■ What to do ■
Return the material word for word. Do not include the pictures.

■ Data shown ■
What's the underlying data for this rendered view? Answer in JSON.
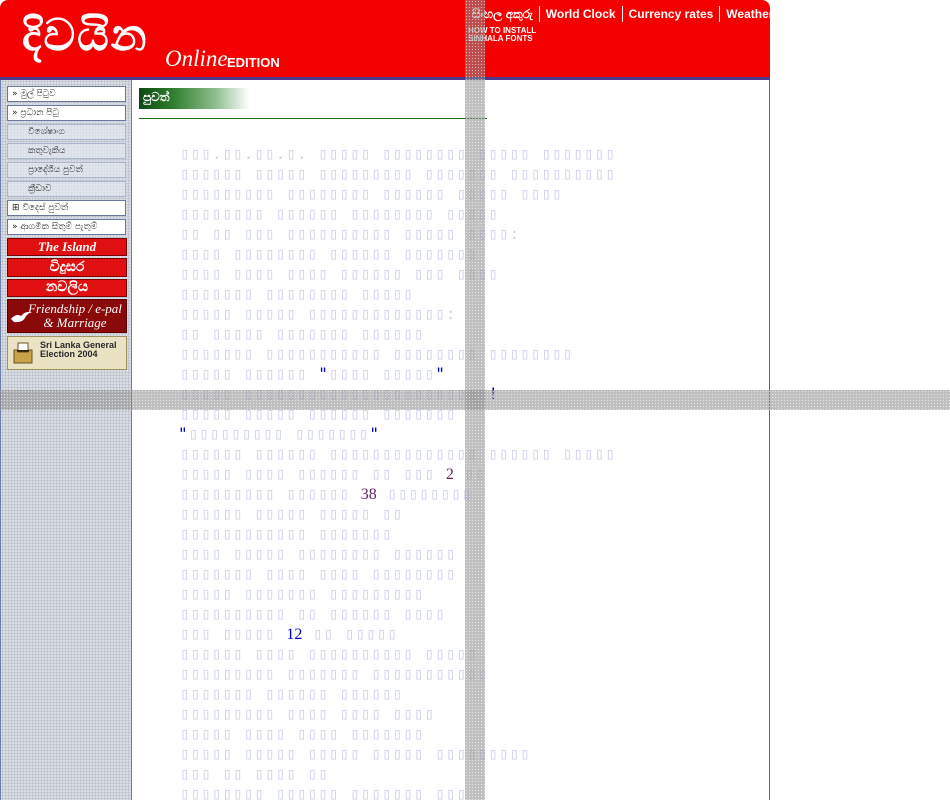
{
  "header": {
    "logo_text": "දිවයින",
    "logo_online": "Online",
    "logo_edition": "EDITION",
    "top_links": [
      "සිංහල අකුරු",
      "World Clock",
      "Currency rates",
      "Weather"
    ],
    "howto": "HOW TO INSTALL\nSINHALA FONTS"
  },
  "sidebar": {
    "items": [
      {
        "label": "මුල් පිටුව"
      },
      {
        "label": "ප්‍රධාන පිටු"
      },
      {
        "label": "විශේෂාංග"
      },
      {
        "label": "කතුවැකිය"
      },
      {
        "label": "ප්‍රාදේශීය පුවත්"
      },
      {
        "label": "ක්‍රීඩාව"
      },
      {
        "label": "විදෙස් පුවත්"
      },
      {
        "label": "ආගමික සිතුම් පැතුම්"
      }
    ],
    "banners": {
      "island": "The Island",
      "vidusara": "විදුසර",
      "navaliya": "නවලිය",
      "friendship": "Friendship / e-pal & Marriage",
      "election": "Sri Lanka General Election 2004"
    }
  },
  "main": {
    "section_label": "පුවත්",
    "numbers": {
      "n1": "2",
      "n2": "38",
      "n3": "12"
    },
    "quotes": {
      "q1": "\"",
      "q2": "\"",
      "q3": "!"
    },
    "dots_line": "...",
    "colons": ":"
  },
  "colors": {
    "header_red": "#f40000",
    "header_rule": "#4b3a8c",
    "section_green": "#0c4a14",
    "main_border": "#e02b3d",
    "glyph_placeholder": "#cfd2ec",
    "link_blue": "#0000cc"
  }
}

■ Right answer ■
What's the underlying data for this rendered view? Answer in JSON.
{
  "header": {
    "logo_text": "දිවයින",
    "logo_online": "Online",
    "logo_edition": "EDITION",
    "top_links": [
      "සිංහල අකුරු",
      "World Clock",
      "Currency rates",
      "Weather"
    ],
    "howto": "HOW TO INSTALL\nSINHALA FONTS"
  },
  "sidebar": {
    "items": [
      {
        "label": "මුල් පිටුව"
      },
      {
        "label": "ප්‍රධාන පිටු"
      },
      {
        "label": "විශේෂාංග"
      },
      {
        "label": "කතුවැකිය"
      },
      {
        "label": "ප්‍රාදේශීය පුවත්"
      },
      {
        "label": "ක්‍රීඩාව"
      },
      {
        "label": "විදෙස් පුවත්"
      },
      {
        "label": "ආගමික සිතුම් පැතුම්"
      }
    ],
    "banners": {
      "island": "The Island",
      "vidusara": "විදුසර",
      "navaliya": "නවලිය",
      "friendship": "Friendship / e-pal & Marriage",
      "election": "Sri Lanka General Election 2004"
    }
  },
  "main": {
    "section_label": "පුවත්",
    "numbers": {
      "n1": "2",
      "n2": "38",
      "n3": "12"
    },
    "quotes": {
      "q1": "\"",
      "q2": "\"",
      "q3": "!"
    },
    "dots_line": "...",
    "colons": ":"
  },
  "colors": {
    "header_red": "#f40000",
    "header_rule": "#4b3a8c",
    "section_green": "#0c4a14",
    "main_border": "#e02b3d",
    "glyph_placeholder": "#cfd2ec",
    "link_blue": "#0000cc"
  }
}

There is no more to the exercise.